Instructions for the task>
List each line of the data in which the string "life" appears.
□ □ □ □
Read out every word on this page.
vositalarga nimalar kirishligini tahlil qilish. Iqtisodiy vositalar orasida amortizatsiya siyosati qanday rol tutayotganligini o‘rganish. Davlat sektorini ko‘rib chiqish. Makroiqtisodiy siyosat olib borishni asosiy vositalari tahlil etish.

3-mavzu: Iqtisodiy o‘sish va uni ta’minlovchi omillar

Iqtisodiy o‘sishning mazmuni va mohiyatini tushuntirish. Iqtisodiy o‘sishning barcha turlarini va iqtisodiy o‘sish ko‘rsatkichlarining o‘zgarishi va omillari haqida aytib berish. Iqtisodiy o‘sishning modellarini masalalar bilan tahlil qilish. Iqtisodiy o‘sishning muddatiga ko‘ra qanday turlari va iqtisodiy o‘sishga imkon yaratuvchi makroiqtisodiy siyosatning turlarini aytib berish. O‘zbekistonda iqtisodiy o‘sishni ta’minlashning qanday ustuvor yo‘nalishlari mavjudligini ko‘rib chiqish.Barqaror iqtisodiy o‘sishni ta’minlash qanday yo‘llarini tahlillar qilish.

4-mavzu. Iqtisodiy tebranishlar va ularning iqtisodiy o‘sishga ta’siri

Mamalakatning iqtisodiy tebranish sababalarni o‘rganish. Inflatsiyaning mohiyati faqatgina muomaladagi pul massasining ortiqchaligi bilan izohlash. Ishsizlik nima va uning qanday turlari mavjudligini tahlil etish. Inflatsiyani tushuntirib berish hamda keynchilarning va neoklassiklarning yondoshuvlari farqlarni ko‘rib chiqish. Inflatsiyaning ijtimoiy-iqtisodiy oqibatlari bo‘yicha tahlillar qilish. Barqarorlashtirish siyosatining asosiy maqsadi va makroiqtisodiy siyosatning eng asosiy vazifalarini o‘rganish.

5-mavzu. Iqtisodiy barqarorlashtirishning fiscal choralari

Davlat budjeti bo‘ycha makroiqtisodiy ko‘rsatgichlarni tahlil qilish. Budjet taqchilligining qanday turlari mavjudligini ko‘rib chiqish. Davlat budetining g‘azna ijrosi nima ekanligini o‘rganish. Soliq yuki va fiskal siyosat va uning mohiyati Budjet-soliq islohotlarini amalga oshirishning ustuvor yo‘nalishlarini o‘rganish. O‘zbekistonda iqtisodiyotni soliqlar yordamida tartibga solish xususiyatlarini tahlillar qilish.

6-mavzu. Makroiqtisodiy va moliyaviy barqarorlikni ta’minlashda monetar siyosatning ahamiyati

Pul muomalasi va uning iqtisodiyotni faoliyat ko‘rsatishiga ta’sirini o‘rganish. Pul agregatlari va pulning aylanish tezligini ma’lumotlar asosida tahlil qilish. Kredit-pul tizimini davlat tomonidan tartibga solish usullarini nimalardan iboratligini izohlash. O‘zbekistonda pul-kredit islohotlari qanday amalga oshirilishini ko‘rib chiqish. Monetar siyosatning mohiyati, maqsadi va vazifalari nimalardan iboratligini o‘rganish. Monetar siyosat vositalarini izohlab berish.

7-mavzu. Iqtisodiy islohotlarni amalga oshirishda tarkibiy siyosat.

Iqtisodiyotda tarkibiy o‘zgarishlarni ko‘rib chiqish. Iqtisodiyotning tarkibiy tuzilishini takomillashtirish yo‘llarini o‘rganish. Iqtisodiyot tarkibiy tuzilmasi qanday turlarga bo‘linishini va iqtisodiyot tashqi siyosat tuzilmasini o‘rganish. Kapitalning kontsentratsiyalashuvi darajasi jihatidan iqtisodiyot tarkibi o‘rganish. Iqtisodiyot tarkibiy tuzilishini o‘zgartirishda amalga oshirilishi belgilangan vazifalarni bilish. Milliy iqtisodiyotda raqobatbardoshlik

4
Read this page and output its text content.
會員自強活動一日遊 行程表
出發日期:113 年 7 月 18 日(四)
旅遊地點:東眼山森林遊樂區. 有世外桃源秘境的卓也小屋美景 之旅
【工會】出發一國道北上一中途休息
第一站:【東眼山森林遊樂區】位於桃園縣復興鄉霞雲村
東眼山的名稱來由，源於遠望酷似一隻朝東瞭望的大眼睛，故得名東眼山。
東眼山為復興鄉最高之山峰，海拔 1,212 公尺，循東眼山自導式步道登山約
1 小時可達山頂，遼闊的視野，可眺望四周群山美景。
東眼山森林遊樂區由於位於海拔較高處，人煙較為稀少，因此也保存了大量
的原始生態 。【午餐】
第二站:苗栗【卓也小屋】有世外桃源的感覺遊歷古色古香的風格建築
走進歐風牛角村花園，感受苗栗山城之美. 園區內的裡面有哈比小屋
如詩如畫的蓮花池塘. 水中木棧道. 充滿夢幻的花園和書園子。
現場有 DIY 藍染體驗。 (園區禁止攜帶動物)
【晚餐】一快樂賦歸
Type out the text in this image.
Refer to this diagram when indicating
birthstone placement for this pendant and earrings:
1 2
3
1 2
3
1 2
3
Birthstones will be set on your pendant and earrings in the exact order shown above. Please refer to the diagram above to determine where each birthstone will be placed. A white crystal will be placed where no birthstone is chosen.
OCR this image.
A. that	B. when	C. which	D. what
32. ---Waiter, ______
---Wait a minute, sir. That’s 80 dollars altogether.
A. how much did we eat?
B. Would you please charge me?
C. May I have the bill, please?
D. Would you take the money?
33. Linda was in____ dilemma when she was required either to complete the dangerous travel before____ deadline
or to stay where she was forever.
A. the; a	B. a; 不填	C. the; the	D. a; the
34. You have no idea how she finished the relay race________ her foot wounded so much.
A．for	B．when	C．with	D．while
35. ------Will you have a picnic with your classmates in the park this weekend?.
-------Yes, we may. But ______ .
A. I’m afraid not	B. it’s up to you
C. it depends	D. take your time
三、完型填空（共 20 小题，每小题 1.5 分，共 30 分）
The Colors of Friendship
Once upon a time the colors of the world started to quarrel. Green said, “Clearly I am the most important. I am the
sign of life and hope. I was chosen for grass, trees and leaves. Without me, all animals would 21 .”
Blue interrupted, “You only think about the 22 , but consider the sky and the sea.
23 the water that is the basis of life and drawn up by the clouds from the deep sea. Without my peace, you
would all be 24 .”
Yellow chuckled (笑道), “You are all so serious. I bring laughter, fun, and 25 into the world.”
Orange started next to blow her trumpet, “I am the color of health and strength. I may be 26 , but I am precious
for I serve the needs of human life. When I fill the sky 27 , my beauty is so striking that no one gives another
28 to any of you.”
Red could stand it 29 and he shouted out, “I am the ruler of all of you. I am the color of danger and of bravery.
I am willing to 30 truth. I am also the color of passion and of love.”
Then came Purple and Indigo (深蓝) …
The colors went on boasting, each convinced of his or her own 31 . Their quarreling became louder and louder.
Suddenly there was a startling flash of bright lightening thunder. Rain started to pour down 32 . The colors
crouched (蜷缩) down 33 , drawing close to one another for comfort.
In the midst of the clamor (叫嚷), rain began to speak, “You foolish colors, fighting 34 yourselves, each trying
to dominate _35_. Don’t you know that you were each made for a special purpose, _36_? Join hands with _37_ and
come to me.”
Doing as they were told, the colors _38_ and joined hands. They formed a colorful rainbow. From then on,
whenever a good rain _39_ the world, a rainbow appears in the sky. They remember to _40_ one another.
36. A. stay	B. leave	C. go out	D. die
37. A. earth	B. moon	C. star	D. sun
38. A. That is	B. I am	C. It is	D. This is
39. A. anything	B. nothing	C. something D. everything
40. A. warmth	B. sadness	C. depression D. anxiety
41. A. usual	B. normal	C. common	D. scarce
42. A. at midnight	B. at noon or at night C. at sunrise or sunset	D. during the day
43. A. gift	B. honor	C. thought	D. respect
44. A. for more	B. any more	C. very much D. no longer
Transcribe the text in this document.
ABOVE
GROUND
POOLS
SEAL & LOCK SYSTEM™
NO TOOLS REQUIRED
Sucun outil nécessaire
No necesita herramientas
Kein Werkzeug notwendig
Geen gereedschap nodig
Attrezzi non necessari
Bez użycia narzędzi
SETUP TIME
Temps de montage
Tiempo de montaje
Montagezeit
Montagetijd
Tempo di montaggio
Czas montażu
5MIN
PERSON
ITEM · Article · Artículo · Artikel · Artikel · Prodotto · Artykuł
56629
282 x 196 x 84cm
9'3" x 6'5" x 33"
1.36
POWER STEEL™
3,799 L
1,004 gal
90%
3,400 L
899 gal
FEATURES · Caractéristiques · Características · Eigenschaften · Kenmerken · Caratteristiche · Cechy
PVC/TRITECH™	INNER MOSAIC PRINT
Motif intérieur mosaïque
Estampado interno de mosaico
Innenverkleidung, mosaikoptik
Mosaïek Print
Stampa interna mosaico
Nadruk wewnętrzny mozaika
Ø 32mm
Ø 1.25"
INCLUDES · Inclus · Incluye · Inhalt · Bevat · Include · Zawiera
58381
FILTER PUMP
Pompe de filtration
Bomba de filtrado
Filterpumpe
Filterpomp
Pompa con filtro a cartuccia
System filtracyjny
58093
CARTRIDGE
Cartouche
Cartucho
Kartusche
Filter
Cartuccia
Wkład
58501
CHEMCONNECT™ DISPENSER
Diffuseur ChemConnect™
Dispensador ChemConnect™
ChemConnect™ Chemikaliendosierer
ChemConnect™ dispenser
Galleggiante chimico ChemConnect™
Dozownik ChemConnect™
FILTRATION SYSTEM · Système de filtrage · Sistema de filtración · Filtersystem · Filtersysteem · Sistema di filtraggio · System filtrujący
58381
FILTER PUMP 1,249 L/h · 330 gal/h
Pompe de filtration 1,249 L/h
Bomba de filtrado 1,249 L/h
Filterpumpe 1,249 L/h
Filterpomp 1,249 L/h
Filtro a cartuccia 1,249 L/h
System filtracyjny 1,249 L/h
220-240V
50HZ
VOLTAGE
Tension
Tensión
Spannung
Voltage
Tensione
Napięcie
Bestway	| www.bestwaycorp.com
□ □ □ □
Full output>
sign of life and hope. I was chosen for grass, trees and leaves. Without me, all animals would 21 .”
23 the water that is the basis of life and drawn up by the clouds from the deep sea. Without my peace, you
for I serve the needs of human life. When I fill the sky 27 , my beauty is so striking that no one gives another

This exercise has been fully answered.